• _EXERCISE DIRECTIONS_
Please reproduce the listing below, substituting "Rainfall" for every occurrence of "Precipitation" and leaving everything else unchanged.

── EXERCISE INPUTS ──

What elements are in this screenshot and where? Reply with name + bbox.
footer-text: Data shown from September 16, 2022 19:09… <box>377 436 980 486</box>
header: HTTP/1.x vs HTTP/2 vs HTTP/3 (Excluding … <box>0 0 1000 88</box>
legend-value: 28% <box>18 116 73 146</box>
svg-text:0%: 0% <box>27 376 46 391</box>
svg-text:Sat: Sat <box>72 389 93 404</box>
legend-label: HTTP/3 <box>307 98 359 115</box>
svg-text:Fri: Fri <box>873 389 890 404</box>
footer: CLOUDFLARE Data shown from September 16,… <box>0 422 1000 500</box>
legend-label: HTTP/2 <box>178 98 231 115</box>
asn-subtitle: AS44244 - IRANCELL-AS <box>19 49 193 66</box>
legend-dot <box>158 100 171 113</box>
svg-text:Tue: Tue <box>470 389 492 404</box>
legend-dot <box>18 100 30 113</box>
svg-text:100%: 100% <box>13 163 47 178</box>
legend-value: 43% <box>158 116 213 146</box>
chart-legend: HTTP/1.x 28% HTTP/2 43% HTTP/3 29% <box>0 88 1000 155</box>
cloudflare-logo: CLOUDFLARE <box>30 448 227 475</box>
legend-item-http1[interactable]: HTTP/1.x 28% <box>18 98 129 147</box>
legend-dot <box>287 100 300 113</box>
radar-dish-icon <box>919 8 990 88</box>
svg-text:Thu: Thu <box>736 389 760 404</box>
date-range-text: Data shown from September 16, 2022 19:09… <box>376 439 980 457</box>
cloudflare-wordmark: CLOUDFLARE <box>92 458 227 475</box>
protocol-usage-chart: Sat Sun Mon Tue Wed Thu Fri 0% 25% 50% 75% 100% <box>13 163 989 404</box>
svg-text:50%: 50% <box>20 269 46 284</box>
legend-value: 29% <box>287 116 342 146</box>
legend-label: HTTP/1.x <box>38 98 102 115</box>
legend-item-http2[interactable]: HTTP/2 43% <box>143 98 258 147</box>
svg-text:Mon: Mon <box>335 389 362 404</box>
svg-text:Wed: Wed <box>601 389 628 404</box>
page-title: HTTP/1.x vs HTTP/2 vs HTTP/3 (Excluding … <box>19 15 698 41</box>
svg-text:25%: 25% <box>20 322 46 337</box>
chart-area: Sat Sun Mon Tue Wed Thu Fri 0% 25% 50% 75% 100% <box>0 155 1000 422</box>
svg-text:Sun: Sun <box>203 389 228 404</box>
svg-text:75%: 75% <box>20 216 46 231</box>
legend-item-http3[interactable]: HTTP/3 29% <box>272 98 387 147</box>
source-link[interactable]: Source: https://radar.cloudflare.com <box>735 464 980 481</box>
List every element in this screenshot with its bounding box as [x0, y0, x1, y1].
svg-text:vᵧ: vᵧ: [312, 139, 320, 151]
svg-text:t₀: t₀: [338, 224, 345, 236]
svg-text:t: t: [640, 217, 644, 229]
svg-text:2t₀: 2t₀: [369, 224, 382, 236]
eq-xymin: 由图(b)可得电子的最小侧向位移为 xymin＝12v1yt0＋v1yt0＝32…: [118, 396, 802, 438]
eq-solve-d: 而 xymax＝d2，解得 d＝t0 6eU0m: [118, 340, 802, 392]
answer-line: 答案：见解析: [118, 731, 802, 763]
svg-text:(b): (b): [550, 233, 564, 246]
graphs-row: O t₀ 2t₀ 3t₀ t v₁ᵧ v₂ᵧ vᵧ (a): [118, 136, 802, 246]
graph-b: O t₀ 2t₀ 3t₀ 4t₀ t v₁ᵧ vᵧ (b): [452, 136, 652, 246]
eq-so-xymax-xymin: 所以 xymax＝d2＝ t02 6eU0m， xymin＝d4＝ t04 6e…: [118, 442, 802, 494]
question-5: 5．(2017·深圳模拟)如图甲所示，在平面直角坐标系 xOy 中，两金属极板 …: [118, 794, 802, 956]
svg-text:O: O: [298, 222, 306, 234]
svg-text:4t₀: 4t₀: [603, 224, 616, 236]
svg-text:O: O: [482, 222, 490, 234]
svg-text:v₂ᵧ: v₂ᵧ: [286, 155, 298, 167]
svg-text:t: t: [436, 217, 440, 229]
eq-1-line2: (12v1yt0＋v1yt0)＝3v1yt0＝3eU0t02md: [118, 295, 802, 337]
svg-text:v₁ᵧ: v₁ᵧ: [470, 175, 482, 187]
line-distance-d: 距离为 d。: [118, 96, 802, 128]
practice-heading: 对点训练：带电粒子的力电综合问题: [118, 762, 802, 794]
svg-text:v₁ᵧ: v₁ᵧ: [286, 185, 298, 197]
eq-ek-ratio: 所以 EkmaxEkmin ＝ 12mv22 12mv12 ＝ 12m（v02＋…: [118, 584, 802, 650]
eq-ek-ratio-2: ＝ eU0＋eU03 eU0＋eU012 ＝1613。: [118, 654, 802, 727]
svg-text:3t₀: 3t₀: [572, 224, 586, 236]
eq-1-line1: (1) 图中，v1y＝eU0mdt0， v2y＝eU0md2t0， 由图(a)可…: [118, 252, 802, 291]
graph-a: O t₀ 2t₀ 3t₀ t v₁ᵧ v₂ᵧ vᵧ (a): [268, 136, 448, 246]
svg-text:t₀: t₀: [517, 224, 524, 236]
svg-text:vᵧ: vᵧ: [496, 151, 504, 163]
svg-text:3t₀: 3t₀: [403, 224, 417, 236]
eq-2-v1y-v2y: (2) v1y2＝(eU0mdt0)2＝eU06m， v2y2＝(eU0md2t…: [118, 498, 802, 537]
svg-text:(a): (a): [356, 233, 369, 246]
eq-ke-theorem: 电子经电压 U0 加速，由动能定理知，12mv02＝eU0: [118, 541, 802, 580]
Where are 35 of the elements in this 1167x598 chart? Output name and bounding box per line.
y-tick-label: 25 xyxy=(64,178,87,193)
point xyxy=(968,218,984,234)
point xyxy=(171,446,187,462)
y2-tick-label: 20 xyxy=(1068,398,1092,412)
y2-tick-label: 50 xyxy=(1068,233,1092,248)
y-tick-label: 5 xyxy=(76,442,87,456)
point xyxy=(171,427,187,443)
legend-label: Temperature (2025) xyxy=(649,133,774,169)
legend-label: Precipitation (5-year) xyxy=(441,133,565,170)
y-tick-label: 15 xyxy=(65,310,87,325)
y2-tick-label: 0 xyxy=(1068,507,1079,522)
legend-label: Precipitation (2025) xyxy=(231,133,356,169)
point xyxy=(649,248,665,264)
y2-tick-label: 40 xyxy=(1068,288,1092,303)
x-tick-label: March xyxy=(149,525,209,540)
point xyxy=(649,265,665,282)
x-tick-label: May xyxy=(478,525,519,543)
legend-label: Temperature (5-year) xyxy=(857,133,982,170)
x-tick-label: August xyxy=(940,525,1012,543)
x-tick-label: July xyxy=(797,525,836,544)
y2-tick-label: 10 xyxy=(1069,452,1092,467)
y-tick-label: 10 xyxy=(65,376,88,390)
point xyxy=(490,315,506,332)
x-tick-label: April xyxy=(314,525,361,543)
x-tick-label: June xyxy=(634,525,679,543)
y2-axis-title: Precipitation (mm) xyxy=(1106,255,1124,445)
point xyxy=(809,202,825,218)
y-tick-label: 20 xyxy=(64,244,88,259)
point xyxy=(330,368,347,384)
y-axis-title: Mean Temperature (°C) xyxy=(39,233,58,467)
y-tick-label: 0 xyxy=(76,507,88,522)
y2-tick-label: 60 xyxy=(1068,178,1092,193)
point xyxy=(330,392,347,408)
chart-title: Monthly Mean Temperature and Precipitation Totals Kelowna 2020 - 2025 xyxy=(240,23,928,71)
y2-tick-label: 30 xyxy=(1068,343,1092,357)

───

• _EXERCISE RESULT_
What elements are in this screenshot and where? Reply with name + bbox.
footer-text: Data shown from September 16, 2022 19:09… <box>377 436 980 486</box>
header: HTTP/1.x vs HTTP/2 vs HTTP/3 (Excluding … <box>0 0 1000 88</box>
legend-value: 28% <box>18 116 73 146</box>
svg-text:0%: 0% <box>27 376 46 391</box>
svg-text:Sat: Sat <box>72 389 93 404</box>
legend-label: HTTP/3 <box>307 98 359 115</box>
svg-text:Fri: Fri <box>873 389 890 404</box>
footer: CLOUDFLARE Data shown from September 16,… <box>0 422 1000 500</box>
legend-label: HTTP/2 <box>178 98 231 115</box>
asn-subtitle: AS44244 - IRANCELL-AS <box>19 49 193 66</box>
legend-dot <box>158 100 171 113</box>
svg-text:Tue: Tue <box>470 389 492 404</box>
legend-dot <box>18 100 30 113</box>
svg-text:100%: 100% <box>13 163 47 178</box>
legend-value: 43% <box>158 116 213 146</box>
chart-legend: HTTP/1.x 28% HTTP/2 43% HTTP/3 29% <box>0 88 1000 155</box>
cloudflare-logo: CLOUDFLARE <box>30 448 227 475</box>
legend-item-http1[interactable]: HTTP/1.x 28% <box>18 98 129 147</box>
legend-dot <box>287 100 300 113</box>
radar-dish-icon <box>919 8 990 88</box>
svg-text:Thu: Thu <box>736 389 760 404</box>
date-range-text: Data shown from September 16, 2022 19:09… <box>376 439 980 457</box>
cloudflare-wordmark: CLOUDFLARE <box>92 458 227 475</box>
protocol-usage-chart: Sat Sun Mon Tue Wed Thu Fri 0% 25% 50% 75% 100% <box>13 163 989 404</box>
svg-text:50%: 50% <box>20 269 46 284</box>
legend-value: 29% <box>287 116 342 146</box>
legend-label: HTTP/1.x <box>38 98 102 115</box>
legend-item-http2[interactable]: HTTP/2 43% <box>143 98 258 147</box>
svg-text:Mon: Mon <box>335 389 362 404</box>
svg-text:Wed: Wed <box>601 389 628 404</box>
page-title: HTTP/1.x vs HTTP/2 vs HTTP/3 (Excluding … <box>19 15 698 41</box>
svg-text:25%: 25% <box>20 322 46 337</box>
chart-area: Sat Sun Mon Tue Wed Thu Fri 0% 25% 50% 75% 100% <box>0 155 1000 422</box>
svg-text:Sun: Sun <box>203 389 228 404</box>
svg-text:75%: 75% <box>20 216 46 231</box>
legend-item-http3[interactable]: HTTP/3 29% <box>272 98 387 147</box>
source-link[interactable]: Source: https://radar.cloudflare.com <box>735 464 980 481</box>
List every element in this screenshot with its bounding box as [x0, y0, x1, y1].
svg-text:vᵧ: vᵧ: [312, 139, 320, 151]
svg-text:t₀: t₀: [338, 224, 345, 236]
svg-text:t: t: [640, 217, 644, 229]
svg-text:2t₀: 2t₀: [369, 224, 382, 236]
eq-xymin: 由图(b)可得电子的最小侧向位移为 xymin＝12v1yt0＋v1yt0＝32…: [118, 396, 802, 438]
eq-solve-d: 而 xymax＝d2，解得 d＝t0 6eU0m: [118, 340, 802, 392]
answer-line: 答案：见解析: [118, 731, 802, 763]
svg-text:(b): (b): [550, 233, 564, 246]
graphs-row: O t₀ 2t₀ 3t₀ t v₁ᵧ v₂ᵧ vᵧ (a): [118, 136, 802, 246]
graph-b: O t₀ 2t₀ 3t₀ 4t₀ t v₁ᵧ vᵧ (b): [452, 136, 652, 246]
eq-so-xymax-xymin: 所以 xymax＝d2＝ t02 6eU0m， xymin＝d4＝ t04 6e…: [118, 442, 802, 494]
question-5: 5．(2017·深圳模拟)如图甲所示，在平面直角坐标系 xOy 中，两金属极板 …: [118, 794, 802, 956]
svg-text:O: O: [298, 222, 306, 234]
svg-text:4t₀: 4t₀: [603, 224, 616, 236]
svg-text:O: O: [482, 222, 490, 234]
svg-text:v₂ᵧ: v₂ᵧ: [286, 155, 298, 167]
svg-text:t: t: [436, 217, 440, 229]
eq-1-line2: (12v1yt0＋v1yt0)＝3v1yt0＝3eU0t02md: [118, 295, 802, 337]
svg-text:v₁ᵧ: v₁ᵧ: [470, 175, 482, 187]
line-distance-d: 距离为 d。: [118, 96, 802, 128]
practice-heading: 对点训练：带电粒子的力电综合问题: [118, 762, 802, 794]
svg-text:v₁ᵧ: v₁ᵧ: [286, 185, 298, 197]
eq-ek-ratio: 所以 EkmaxEkmin ＝ 12mv22 12mv12 ＝ 12m（v02＋…: [118, 584, 802, 650]
eq-ek-ratio-2: ＝ eU0＋eU03 eU0＋eU012 ＝1613。: [118, 654, 802, 727]
svg-text:3t₀: 3t₀: [572, 224, 586, 236]
eq-1-line1: (1) 图中，v1y＝eU0mdt0， v2y＝eU0md2t0， 由图(a)可…: [118, 252, 802, 291]
graph-a: O t₀ 2t₀ 3t₀ t v₁ᵧ v₂ᵧ vᵧ (a): [268, 136, 448, 246]
svg-text:t₀: t₀: [517, 224, 524, 236]
svg-text:vᵧ: vᵧ: [496, 151, 504, 163]
svg-text:3t₀: 3t₀: [403, 224, 417, 236]
eq-2-v1y-v2y: (2) v1y2＝(eU0mdt0)2＝eU06m， v2y2＝(eU0md2t…: [118, 498, 802, 537]
svg-text:(a): (a): [356, 233, 369, 246]
eq-ke-theorem: 电子经电压 U0 加速，由动能定理知，12mv02＝eU0: [118, 541, 802, 580]
Where are 35 of the elements in this 1167x598 chart? Output name and bounding box per line.
y-tick-label: 25 xyxy=(64,178,87,193)
point xyxy=(968,218,984,234)
point xyxy=(171,446,187,462)
y2-tick-label: 20 xyxy=(1068,398,1092,412)
y2-tick-label: 50 xyxy=(1068,233,1092,248)
y-tick-label: 5 xyxy=(76,442,87,456)
point xyxy=(171,427,187,443)
legend-label: Temperature (2025) xyxy=(649,133,774,169)
legend-label: Rainfall (5-year) xyxy=(441,133,565,170)
y-tick-label: 15 xyxy=(65,310,87,325)
y2-tick-label: 0 xyxy=(1068,507,1079,522)
legend-label: Rainfall (2025) xyxy=(231,133,356,169)
point xyxy=(649,248,665,264)
y2-tick-label: 40 xyxy=(1068,288,1092,303)
x-tick-label: March xyxy=(149,525,209,540)
point xyxy=(649,265,665,282)
x-tick-label: May xyxy=(478,525,519,543)
legend-label: Temperature (5-year) xyxy=(857,133,982,170)
x-tick-label: August xyxy=(940,525,1012,543)
x-tick-label: July xyxy=(797,525,836,544)
y2-tick-label: 10 xyxy=(1069,452,1092,467)
y-tick-label: 10 xyxy=(65,376,88,390)
point xyxy=(490,315,506,332)
x-tick-label: April xyxy=(314,525,361,543)
x-tick-label: June xyxy=(634,525,679,543)
y2-axis-title: Rainfall (mm) xyxy=(1106,255,1124,445)
point xyxy=(809,202,825,218)
y-tick-label: 20 xyxy=(64,244,88,259)
point xyxy=(330,368,347,384)
y-axis-title: Mean Temperature (°C) xyxy=(39,233,58,467)
y-tick-label: 0 xyxy=(76,507,88,522)
y2-tick-label: 60 xyxy=(1068,178,1092,193)
point xyxy=(330,392,347,408)
chart-title: Monthly Mean Temperature and Rainfall Totals Kelowna 2020 - 2025 xyxy=(240,23,928,71)
y2-tick-label: 30 xyxy=(1068,343,1092,357)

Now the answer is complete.